** PROBLEM TO WORK ON **
All of the material below is to be restated word for word, apart from the pictures.

** DATA EXTRACT **
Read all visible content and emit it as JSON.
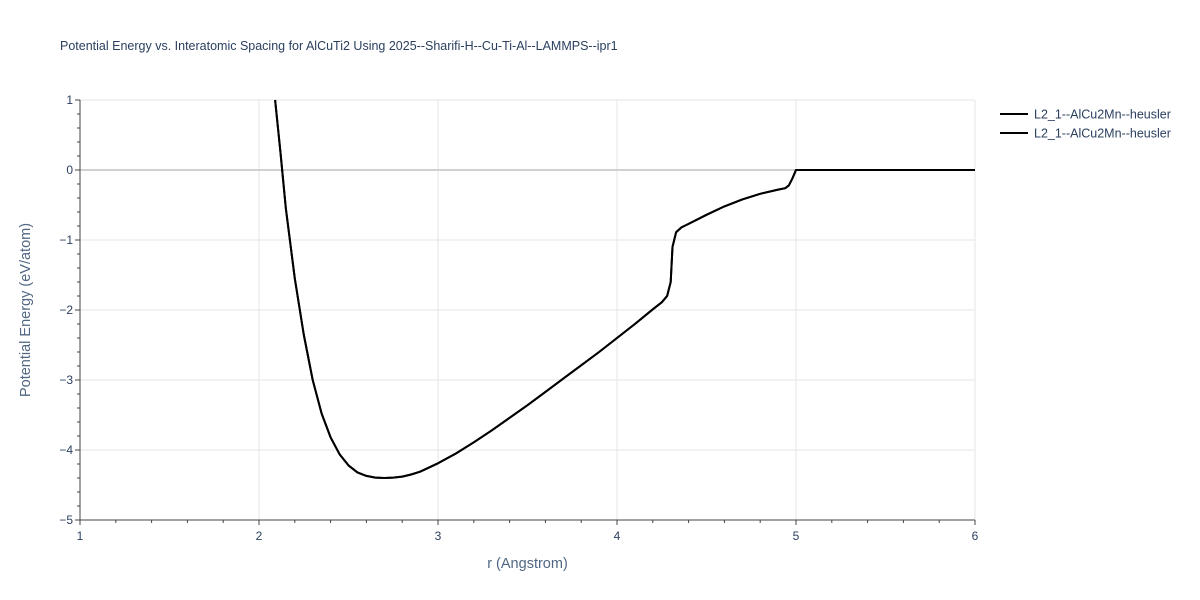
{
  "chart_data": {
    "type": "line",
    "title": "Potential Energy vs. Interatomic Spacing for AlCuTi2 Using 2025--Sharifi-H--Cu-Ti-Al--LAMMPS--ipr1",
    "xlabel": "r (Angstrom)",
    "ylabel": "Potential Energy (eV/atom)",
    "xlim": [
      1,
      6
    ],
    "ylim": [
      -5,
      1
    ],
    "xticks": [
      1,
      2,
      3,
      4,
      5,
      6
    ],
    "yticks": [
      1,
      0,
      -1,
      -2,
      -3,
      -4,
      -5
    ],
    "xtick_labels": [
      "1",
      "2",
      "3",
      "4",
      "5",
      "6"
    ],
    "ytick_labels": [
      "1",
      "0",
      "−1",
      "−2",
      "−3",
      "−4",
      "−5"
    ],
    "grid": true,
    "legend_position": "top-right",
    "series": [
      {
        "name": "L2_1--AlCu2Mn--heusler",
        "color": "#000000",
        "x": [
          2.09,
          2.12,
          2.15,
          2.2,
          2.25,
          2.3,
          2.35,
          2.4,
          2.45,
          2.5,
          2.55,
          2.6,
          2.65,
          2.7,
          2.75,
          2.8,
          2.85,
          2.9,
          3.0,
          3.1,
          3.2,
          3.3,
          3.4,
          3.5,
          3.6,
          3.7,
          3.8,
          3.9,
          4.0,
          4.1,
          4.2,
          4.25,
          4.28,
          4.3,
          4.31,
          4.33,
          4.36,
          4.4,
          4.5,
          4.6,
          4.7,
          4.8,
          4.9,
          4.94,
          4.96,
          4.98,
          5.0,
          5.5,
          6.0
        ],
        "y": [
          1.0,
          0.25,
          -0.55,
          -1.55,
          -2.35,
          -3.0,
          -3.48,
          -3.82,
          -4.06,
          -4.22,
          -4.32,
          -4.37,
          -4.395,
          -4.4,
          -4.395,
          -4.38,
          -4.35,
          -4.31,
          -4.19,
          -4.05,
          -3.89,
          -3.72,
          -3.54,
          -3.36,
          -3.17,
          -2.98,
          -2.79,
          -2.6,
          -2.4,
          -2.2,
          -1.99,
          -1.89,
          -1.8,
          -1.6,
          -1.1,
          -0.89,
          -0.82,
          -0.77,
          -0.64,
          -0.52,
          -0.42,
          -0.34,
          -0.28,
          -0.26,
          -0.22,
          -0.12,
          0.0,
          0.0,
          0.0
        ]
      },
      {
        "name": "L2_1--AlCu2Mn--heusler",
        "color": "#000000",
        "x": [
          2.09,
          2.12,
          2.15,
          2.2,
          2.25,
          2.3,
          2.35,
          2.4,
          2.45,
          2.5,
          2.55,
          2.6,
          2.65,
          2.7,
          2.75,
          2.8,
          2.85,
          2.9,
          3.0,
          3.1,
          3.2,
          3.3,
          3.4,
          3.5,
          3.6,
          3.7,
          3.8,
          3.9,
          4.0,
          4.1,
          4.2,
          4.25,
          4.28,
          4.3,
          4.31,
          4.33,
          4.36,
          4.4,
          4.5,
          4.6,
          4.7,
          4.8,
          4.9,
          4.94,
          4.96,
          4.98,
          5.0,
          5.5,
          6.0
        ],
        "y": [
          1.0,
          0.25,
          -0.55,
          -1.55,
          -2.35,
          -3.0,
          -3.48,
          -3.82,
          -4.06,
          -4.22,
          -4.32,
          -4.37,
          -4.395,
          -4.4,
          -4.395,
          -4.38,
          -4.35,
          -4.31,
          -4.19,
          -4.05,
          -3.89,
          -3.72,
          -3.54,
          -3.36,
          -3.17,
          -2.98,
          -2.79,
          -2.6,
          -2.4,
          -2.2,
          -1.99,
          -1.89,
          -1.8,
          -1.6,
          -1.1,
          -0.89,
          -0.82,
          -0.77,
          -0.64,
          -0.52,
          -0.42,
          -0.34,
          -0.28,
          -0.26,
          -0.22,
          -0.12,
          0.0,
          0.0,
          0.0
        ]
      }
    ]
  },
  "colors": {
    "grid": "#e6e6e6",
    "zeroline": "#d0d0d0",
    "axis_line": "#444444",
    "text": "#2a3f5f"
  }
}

** THE SOLUTION **
Read all visible content and emit it as JSON.
{
  "chart_data": {
    "type": "line",
    "title": "Potential Energy vs. Interatomic Spacing for AlCuTi2 Using 2025--Sharifi-H--Cu-Ti-Al--LAMMPS--ipr1",
    "xlabel": "r (Angstrom)",
    "ylabel": "Potential Energy (eV/atom)",
    "xlim": [
      1,
      6
    ],
    "ylim": [
      -5,
      1
    ],
    "xticks": [
      1,
      2,
      3,
      4,
      5,
      6
    ],
    "yticks": [
      1,
      0,
      -1,
      -2,
      -3,
      -4,
      -5
    ],
    "xtick_labels": [
      "1",
      "2",
      "3",
      "4",
      "5",
      "6"
    ],
    "ytick_labels": [
      "1",
      "0",
      "−1",
      "−2",
      "−3",
      "−4",
      "−5"
    ],
    "grid": true,
    "legend_position": "top-right",
    "series": [
      {
        "name": "L2_1--AlCu2Mn--heusler",
        "color": "#000000",
        "x": [
          2.09,
          2.12,
          2.15,
          2.2,
          2.25,
          2.3,
          2.35,
          2.4,
          2.45,
          2.5,
          2.55,
          2.6,
          2.65,
          2.7,
          2.75,
          2.8,
          2.85,
          2.9,
          3.0,
          3.1,
          3.2,
          3.3,
          3.4,
          3.5,
          3.6,
          3.7,
          3.8,
          3.9,
          4.0,
          4.1,
          4.2,
          4.25,
          4.28,
          4.3,
          4.31,
          4.33,
          4.36,
          4.4,
          4.5,
          4.6,
          4.7,
          4.8,
          4.9,
          4.94,
          4.96,
          4.98,
          5.0,
          5.5,
          6.0
        ],
        "y": [
          1.0,
          0.25,
          -0.55,
          -1.55,
          -2.35,
          -3.0,
          -3.48,
          -3.82,
          -4.06,
          -4.22,
          -4.32,
          -4.37,
          -4.395,
          -4.4,
          -4.395,
          -4.38,
          -4.35,
          -4.31,
          -4.19,
          -4.05,
          -3.89,
          -3.72,
          -3.54,
          -3.36,
          -3.17,
          -2.98,
          -2.79,
          -2.6,
          -2.4,
          -2.2,
          -1.99,
          -1.89,
          -1.8,
          -1.6,
          -1.1,
          -0.89,
          -0.82,
          -0.77,
          -0.64,
          -0.52,
          -0.42,
          -0.34,
          -0.28,
          -0.26,
          -0.22,
          -0.12,
          0.0,
          0.0,
          0.0
        ]
      },
      {
        "name": "L2_1--AlCu2Mn--heusler",
        "color": "#000000",
        "x": [
          2.09,
          2.12,
          2.15,
          2.2,
          2.25,
          2.3,
          2.35,
          2.4,
          2.45,
          2.5,
          2.55,
          2.6,
          2.65,
          2.7,
          2.75,
          2.8,
          2.85,
          2.9,
          3.0,
          3.1,
          3.2,
          3.3,
          3.4,
          3.5,
          3.6,
          3.7,
          3.8,
          3.9,
          4.0,
          4.1,
          4.2,
          4.25,
          4.28,
          4.3,
          4.31,
          4.33,
          4.36,
          4.4,
          4.5,
          4.6,
          4.7,
          4.8,
          4.9,
          4.94,
          4.96,
          4.98,
          5.0,
          5.5,
          6.0
        ],
        "y": [
          1.0,
          0.25,
          -0.55,
          -1.55,
          -2.35,
          -3.0,
          -3.48,
          -3.82,
          -4.06,
          -4.22,
          -4.32,
          -4.37,
          -4.395,
          -4.4,
          -4.395,
          -4.38,
          -4.35,
          -4.31,
          -4.19,
          -4.05,
          -3.89,
          -3.72,
          -3.54,
          -3.36,
          -3.17,
          -2.98,
          -2.79,
          -2.6,
          -2.4,
          -2.2,
          -1.99,
          -1.89,
          -1.8,
          -1.6,
          -1.1,
          -0.89,
          -0.82,
          -0.77,
          -0.64,
          -0.52,
          -0.42,
          -0.34,
          -0.28,
          -0.26,
          -0.22,
          -0.12,
          0.0,
          0.0,
          0.0
        ]
      }
    ]
  },
  "colors": {
    "grid": "#e6e6e6",
    "zeroline": "#d0d0d0",
    "axis_line": "#444444",
    "text": "#2a3f5f"
  }
}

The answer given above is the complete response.